• _What is asked_:
Return exactly the lines of the entries that start at the line containing "Convert this screenshot" and continue to the last line. Omit the pictures.

....

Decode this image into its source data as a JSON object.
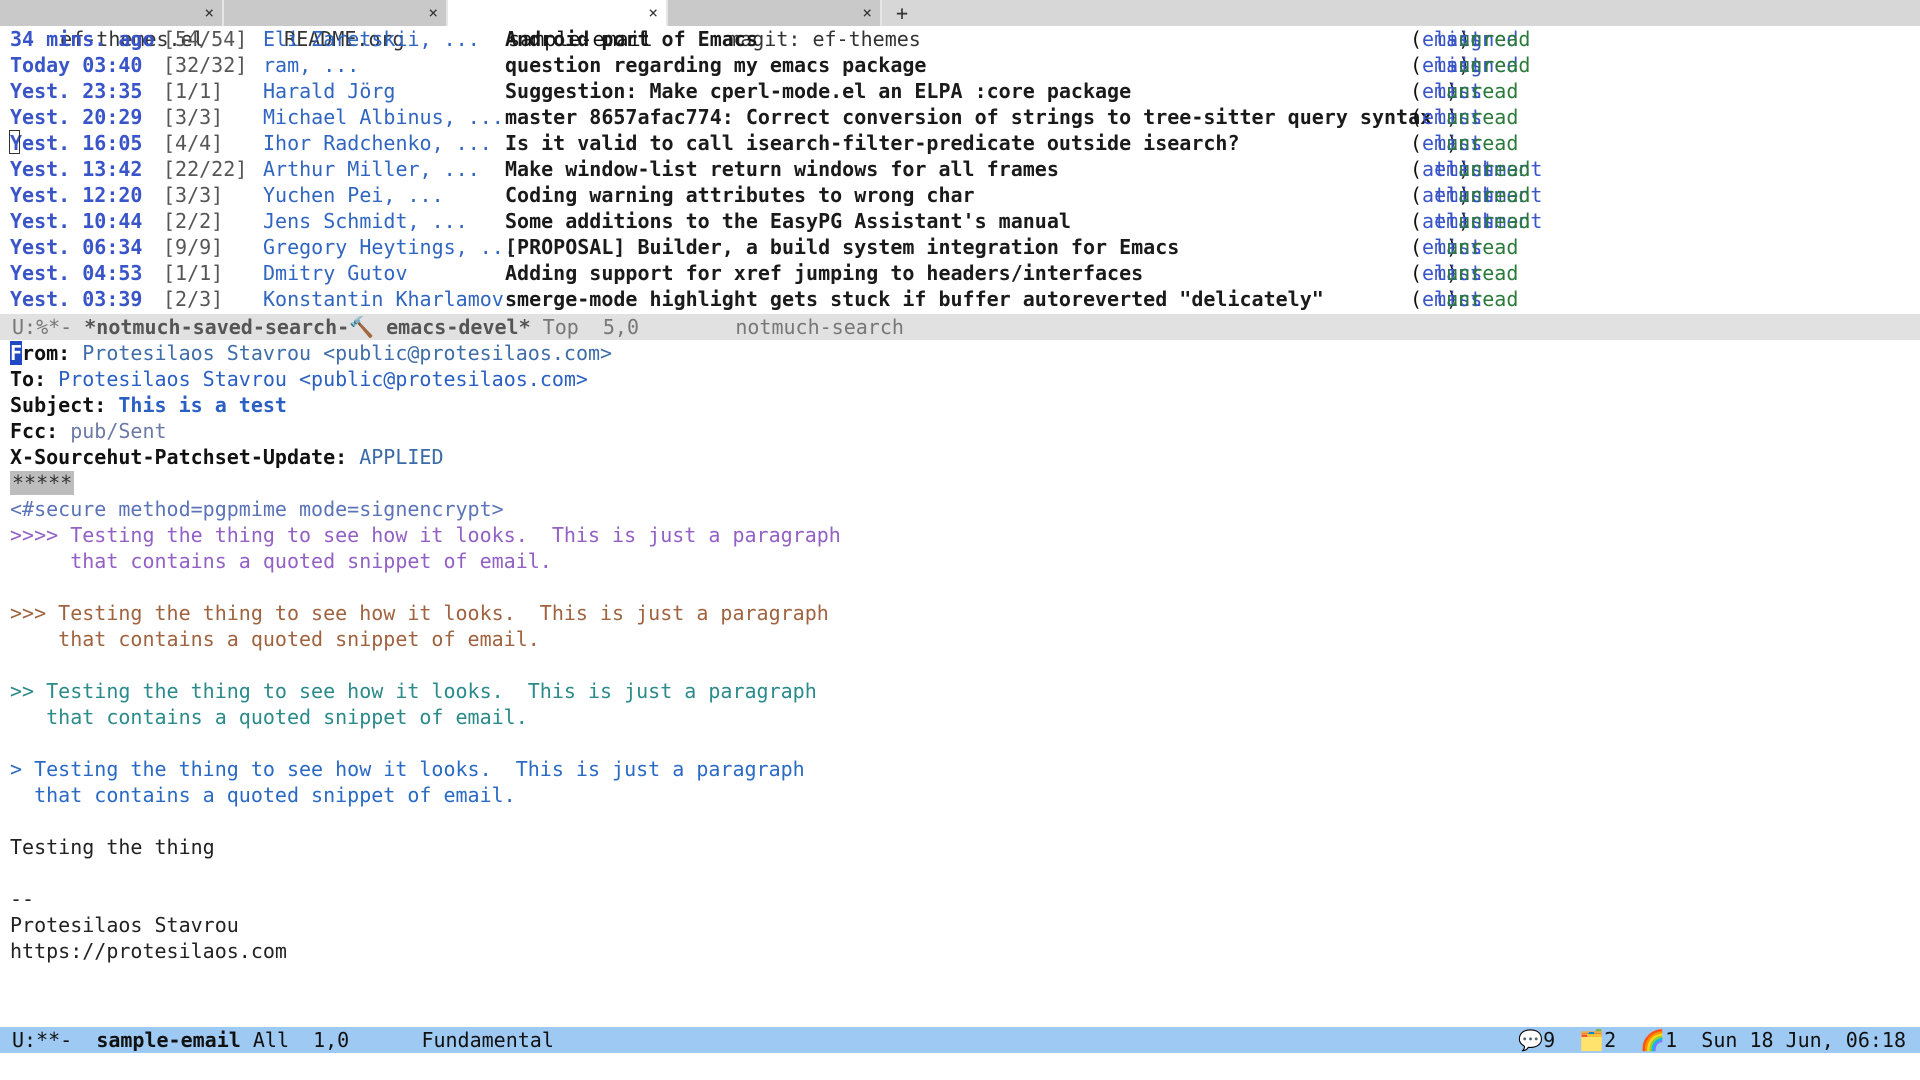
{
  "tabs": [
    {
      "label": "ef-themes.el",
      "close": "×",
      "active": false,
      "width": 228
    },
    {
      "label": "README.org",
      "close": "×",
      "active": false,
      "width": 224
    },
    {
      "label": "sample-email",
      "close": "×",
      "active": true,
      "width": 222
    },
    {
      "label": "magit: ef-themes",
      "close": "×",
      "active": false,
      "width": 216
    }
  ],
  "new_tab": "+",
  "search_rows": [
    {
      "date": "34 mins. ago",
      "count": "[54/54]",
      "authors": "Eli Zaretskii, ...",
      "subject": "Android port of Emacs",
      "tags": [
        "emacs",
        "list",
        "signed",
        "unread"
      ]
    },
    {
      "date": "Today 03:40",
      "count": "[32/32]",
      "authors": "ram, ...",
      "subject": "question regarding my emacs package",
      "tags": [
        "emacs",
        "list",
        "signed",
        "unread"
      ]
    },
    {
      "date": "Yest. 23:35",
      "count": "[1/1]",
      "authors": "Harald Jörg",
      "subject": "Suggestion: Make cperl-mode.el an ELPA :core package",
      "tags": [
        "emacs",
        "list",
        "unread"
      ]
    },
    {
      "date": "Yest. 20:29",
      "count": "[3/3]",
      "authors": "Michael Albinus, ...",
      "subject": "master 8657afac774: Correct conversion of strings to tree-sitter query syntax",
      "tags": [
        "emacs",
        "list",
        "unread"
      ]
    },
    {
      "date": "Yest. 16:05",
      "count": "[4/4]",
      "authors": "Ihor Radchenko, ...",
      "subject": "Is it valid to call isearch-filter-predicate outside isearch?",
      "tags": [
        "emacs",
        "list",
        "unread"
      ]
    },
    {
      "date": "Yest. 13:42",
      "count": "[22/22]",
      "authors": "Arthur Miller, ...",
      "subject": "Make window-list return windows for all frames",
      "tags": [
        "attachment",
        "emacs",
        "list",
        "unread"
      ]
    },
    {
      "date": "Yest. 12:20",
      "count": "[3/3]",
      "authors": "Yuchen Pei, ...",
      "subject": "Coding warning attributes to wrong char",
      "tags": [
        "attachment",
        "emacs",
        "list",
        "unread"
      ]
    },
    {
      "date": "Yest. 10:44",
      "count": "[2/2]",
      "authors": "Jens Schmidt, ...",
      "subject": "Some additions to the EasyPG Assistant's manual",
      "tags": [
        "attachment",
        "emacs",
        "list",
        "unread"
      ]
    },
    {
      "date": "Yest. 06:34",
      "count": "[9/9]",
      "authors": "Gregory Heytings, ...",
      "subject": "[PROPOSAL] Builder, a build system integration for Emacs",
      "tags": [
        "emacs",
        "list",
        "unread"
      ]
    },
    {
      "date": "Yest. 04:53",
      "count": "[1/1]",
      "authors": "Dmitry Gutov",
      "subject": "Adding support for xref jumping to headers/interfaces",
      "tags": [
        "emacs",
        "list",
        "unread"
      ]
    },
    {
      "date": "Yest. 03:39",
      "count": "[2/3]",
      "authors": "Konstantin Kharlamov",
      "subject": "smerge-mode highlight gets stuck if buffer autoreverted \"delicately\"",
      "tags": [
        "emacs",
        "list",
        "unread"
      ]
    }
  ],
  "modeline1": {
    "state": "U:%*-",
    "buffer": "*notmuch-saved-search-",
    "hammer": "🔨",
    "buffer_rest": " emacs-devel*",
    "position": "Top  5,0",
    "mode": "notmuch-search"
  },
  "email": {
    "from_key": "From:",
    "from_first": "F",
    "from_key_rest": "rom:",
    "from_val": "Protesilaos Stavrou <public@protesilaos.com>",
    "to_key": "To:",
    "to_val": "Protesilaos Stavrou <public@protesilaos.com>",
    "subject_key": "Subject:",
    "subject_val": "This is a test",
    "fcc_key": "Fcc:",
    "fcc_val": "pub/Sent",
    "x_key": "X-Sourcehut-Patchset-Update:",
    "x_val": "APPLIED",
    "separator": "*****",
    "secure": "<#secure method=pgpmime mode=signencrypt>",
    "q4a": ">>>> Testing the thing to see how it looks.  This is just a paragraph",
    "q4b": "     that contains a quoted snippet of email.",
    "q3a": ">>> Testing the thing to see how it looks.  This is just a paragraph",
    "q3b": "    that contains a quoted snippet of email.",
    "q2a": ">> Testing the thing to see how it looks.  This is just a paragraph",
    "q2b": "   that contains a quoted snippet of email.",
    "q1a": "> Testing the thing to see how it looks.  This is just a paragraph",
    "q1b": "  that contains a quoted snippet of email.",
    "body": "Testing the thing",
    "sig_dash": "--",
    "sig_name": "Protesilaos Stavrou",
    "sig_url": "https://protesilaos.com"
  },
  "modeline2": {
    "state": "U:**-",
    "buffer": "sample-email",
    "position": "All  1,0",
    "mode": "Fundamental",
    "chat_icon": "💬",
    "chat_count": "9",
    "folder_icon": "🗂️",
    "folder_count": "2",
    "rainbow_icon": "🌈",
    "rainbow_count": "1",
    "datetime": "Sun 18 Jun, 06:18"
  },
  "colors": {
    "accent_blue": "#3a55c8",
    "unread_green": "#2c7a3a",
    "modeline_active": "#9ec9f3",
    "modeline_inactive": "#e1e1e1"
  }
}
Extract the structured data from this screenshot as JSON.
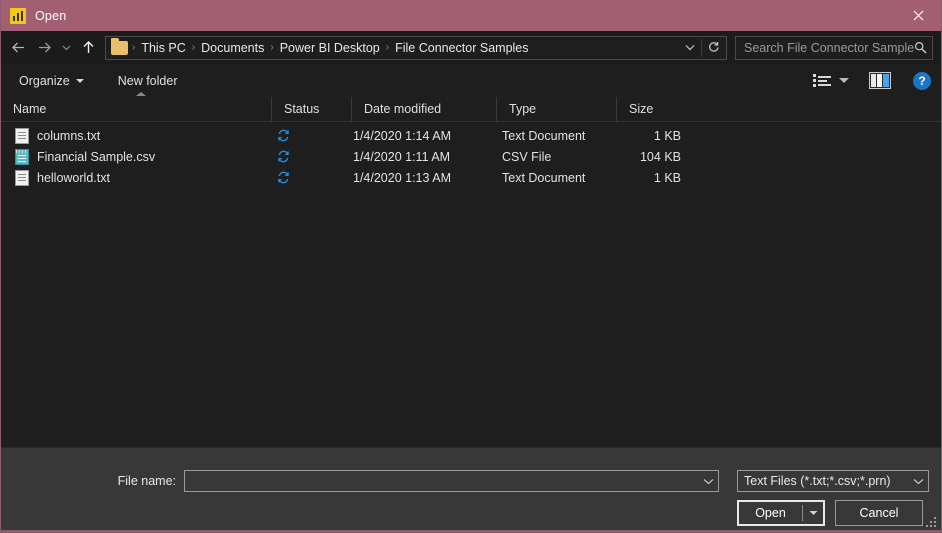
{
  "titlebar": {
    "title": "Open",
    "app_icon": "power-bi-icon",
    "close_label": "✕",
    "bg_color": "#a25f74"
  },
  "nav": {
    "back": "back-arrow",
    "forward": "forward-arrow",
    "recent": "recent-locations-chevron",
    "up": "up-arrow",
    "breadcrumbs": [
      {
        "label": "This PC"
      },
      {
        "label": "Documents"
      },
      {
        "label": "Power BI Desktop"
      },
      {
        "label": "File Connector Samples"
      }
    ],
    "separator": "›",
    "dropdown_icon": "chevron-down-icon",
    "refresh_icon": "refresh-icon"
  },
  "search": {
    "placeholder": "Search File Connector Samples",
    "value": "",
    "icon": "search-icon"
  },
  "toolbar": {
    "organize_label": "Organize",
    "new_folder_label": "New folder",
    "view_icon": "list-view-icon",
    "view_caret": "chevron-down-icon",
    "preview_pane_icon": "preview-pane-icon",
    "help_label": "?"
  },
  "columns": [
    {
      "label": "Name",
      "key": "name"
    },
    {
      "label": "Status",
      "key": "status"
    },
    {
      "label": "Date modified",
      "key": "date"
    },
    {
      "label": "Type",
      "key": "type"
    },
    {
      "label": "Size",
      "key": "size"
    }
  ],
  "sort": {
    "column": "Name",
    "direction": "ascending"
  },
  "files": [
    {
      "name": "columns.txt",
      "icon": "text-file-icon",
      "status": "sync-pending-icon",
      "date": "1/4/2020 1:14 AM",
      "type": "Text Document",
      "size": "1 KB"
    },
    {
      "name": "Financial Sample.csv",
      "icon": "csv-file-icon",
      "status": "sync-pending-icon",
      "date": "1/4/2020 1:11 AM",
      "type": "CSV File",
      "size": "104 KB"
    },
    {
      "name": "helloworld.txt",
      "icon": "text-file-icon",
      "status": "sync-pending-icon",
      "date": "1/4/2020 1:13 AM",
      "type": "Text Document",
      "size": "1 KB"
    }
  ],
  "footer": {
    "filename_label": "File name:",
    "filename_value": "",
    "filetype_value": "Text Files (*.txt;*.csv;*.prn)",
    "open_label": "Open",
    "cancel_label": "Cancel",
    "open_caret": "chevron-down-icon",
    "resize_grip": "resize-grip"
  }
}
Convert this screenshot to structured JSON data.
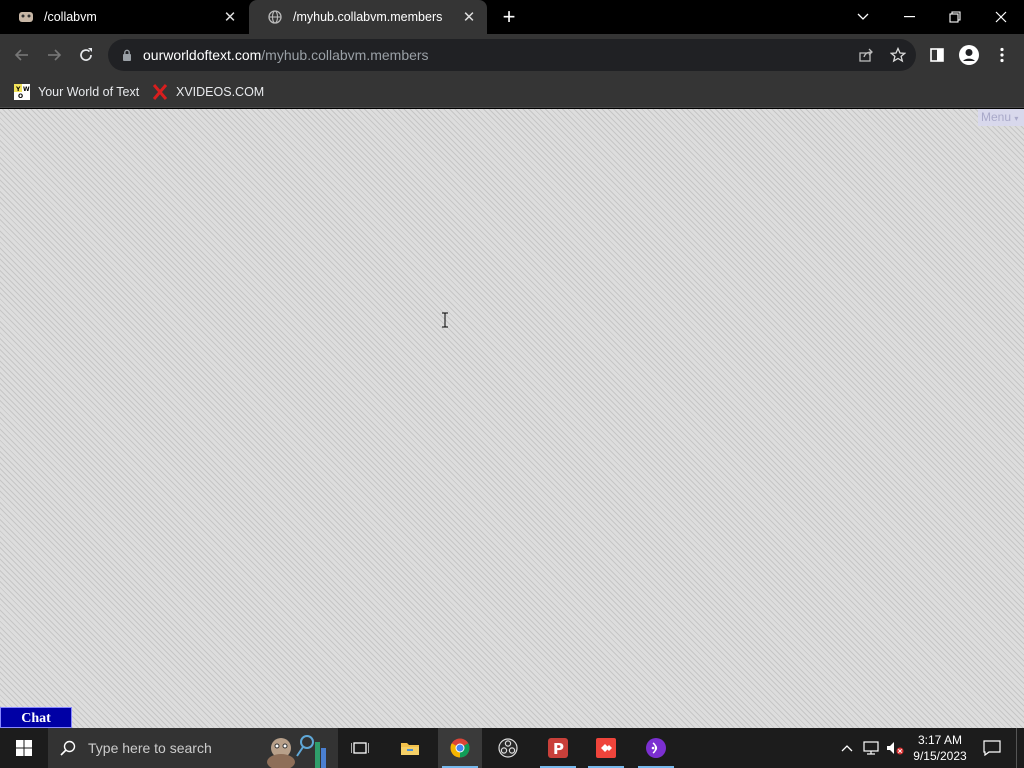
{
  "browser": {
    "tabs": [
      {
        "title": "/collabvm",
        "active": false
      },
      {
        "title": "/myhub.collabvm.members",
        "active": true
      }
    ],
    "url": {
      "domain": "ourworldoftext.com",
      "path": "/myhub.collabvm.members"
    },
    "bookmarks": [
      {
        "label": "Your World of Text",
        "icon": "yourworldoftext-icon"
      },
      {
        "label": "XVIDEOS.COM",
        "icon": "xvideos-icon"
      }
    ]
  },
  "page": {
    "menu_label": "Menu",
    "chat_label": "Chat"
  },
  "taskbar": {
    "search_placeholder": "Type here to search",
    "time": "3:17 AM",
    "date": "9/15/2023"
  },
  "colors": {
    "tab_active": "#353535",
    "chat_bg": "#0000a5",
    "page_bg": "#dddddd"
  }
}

....

• _Response_:
Convert this screenshot to structured JSON data.
{
  "browser": {
    "tabs": [
      {
        "title": "/collabvm",
        "active": false
      },
      {
        "title": "/myhub.collabvm.members",
        "active": true
      }
    ],
    "url": {
      "domain": "ourworldoftext.com",
      "path": "/myhub.collabvm.members"
    },
    "bookmarks": [
      {
        "label": "Your World of Text",
        "icon": "yourworldoftext-icon"
      },
      {
        "label": "XVIDEOS.COM",
        "icon": "xvideos-icon"
      }
    ]
  },
  "page": {
    "menu_label": "Menu",
    "chat_label": "Chat"
  },
  "taskbar": {
    "search_placeholder": "Type here to search",
    "time": "3:17 AM",
    "date": "9/15/2023"
  },
  "colors": {
    "tab_active": "#353535",
    "chat_bg": "#0000a5",
    "page_bg": "#dddddd"
  }
}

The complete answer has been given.